AIM: Identify and copy all lines of the material where the string "REFERENCIA" is found.

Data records
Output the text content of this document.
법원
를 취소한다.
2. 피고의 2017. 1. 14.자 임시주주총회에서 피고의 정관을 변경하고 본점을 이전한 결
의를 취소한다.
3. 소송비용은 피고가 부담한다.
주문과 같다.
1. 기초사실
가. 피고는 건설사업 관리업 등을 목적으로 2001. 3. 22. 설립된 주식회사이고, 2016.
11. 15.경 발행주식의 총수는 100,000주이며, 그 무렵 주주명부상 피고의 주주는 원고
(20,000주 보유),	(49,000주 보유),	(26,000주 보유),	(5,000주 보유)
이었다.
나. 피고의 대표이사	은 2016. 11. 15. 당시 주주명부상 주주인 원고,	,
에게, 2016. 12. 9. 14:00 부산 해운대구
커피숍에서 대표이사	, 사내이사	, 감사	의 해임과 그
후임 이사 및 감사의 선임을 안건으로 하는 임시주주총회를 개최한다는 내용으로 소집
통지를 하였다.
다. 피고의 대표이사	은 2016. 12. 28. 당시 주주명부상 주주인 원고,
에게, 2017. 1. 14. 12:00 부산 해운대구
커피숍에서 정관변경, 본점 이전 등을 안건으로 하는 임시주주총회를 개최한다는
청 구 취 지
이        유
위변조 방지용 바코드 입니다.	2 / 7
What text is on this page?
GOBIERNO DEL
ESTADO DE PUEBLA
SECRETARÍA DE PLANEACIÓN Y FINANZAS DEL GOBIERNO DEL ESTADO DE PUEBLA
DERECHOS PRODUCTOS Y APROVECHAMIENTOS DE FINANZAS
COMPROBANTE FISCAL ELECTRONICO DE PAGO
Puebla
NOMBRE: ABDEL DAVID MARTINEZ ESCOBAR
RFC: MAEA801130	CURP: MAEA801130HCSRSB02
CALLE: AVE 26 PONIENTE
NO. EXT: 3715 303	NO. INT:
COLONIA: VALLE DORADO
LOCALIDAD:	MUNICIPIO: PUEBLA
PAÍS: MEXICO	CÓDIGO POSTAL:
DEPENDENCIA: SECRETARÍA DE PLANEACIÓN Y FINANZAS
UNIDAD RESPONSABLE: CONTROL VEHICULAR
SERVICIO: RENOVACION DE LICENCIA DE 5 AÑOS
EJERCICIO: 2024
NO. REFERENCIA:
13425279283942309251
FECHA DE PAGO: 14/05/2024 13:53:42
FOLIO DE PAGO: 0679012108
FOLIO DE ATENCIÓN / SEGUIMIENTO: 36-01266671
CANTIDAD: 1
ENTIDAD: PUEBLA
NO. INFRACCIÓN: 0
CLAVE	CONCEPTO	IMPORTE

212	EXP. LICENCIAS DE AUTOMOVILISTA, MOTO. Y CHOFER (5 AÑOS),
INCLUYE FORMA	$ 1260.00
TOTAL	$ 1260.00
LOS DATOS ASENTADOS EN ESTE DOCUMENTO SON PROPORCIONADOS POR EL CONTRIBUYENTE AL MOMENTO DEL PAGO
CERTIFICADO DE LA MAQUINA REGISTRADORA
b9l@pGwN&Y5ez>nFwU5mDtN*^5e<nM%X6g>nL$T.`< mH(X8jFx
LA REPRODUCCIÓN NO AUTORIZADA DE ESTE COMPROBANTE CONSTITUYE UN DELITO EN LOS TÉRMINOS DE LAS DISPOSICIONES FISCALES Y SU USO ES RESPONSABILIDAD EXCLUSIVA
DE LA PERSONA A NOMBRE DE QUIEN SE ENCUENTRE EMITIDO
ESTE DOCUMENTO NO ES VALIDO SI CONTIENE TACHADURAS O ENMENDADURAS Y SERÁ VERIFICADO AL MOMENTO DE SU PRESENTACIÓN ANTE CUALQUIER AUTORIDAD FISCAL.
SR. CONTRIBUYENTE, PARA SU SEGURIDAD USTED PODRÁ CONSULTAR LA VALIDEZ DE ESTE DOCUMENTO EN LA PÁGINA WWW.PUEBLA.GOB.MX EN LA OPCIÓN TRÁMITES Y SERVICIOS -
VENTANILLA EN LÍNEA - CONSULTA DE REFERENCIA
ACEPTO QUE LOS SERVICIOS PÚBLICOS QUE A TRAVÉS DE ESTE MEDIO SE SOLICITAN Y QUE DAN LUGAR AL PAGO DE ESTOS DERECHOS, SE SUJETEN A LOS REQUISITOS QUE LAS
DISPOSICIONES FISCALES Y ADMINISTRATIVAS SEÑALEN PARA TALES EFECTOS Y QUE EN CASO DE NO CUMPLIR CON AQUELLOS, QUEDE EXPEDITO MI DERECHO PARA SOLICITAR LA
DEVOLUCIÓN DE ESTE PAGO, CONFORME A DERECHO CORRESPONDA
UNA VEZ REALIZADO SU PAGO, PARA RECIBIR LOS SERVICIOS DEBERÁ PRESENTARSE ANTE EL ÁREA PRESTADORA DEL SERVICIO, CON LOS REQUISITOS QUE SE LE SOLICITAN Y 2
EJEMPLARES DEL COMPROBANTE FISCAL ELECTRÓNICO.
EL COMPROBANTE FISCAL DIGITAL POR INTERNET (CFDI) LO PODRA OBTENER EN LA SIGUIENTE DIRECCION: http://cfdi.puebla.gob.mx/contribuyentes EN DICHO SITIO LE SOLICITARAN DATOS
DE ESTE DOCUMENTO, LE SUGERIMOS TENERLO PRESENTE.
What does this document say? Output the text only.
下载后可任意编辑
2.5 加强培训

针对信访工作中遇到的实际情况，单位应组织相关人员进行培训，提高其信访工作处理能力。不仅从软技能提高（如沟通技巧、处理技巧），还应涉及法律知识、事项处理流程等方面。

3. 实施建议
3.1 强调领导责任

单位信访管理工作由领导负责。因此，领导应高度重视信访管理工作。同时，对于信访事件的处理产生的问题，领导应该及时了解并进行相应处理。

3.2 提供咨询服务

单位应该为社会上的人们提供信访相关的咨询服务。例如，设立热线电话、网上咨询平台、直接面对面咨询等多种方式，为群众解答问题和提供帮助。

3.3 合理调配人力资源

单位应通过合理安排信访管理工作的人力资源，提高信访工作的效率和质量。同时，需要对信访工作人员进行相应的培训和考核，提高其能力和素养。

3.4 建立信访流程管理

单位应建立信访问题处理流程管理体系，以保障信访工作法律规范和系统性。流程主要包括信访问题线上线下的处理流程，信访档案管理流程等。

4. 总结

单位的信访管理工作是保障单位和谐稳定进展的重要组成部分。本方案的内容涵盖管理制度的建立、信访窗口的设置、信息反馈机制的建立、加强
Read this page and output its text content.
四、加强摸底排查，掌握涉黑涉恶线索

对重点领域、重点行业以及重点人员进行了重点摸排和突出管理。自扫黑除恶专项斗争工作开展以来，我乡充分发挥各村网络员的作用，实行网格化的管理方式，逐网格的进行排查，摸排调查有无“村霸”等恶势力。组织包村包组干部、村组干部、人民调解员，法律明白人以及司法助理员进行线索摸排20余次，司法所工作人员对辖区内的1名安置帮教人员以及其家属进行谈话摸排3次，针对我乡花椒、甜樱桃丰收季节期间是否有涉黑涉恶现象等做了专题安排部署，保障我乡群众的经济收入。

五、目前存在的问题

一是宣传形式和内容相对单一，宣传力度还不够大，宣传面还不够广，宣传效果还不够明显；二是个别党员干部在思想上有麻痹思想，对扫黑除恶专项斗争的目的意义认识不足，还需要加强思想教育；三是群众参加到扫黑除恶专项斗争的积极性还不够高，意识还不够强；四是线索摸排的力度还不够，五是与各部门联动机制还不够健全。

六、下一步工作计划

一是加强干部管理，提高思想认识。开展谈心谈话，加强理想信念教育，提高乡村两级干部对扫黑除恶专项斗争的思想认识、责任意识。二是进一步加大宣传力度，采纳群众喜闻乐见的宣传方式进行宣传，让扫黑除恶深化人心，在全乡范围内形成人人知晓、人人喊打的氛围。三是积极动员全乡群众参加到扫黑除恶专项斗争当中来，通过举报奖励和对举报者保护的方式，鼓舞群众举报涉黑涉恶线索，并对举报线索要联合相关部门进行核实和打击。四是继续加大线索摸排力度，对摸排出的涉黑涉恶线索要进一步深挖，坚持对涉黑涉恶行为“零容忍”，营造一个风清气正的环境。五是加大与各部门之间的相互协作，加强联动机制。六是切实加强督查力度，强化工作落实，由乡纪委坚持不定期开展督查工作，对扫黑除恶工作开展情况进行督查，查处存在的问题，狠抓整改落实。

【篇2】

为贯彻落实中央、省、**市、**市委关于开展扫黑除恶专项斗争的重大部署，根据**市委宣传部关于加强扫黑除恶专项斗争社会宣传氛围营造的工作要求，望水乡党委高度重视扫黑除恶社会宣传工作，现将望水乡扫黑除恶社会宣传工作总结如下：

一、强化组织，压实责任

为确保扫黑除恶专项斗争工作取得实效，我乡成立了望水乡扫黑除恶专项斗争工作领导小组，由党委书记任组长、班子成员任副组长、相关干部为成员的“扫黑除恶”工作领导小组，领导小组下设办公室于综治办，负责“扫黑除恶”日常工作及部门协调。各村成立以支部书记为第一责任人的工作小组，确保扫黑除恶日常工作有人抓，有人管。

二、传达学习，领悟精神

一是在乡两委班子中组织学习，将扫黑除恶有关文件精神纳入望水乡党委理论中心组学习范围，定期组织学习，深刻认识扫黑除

FINISHED TASK:
NO. REFERENCIA:
VENTANILLA EN LÍNEA - CONSULTA DE REFERENCIA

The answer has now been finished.